§ **Rows from a figure dataset**:
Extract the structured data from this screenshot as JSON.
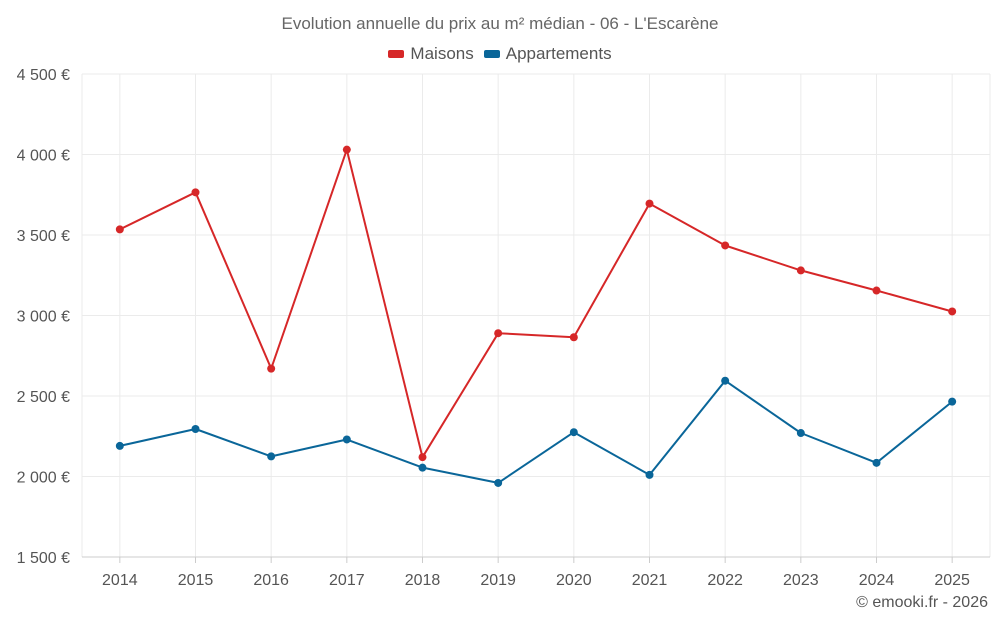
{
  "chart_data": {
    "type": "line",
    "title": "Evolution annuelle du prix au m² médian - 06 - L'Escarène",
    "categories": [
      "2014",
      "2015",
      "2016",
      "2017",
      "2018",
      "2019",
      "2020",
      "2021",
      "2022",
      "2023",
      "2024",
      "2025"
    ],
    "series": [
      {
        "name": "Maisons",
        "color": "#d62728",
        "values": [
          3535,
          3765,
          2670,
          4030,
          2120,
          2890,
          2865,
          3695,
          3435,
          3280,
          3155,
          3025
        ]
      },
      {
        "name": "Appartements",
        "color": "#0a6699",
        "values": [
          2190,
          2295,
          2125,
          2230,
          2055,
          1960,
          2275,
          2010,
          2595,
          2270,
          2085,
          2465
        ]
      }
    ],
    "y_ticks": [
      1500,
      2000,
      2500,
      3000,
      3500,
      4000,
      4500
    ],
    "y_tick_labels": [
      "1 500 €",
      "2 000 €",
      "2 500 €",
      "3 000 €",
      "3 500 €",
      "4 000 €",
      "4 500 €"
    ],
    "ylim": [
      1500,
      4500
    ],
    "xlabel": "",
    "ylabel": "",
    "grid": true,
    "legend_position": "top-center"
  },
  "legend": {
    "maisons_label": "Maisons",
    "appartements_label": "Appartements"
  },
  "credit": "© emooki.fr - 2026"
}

§ **GIVEN EXERCISE**: Copy each line above that contains the word "Maisons".

§ **WORKED SOLUTION**:
        "name": "Maisons",
    "maisons_label": "Maisons",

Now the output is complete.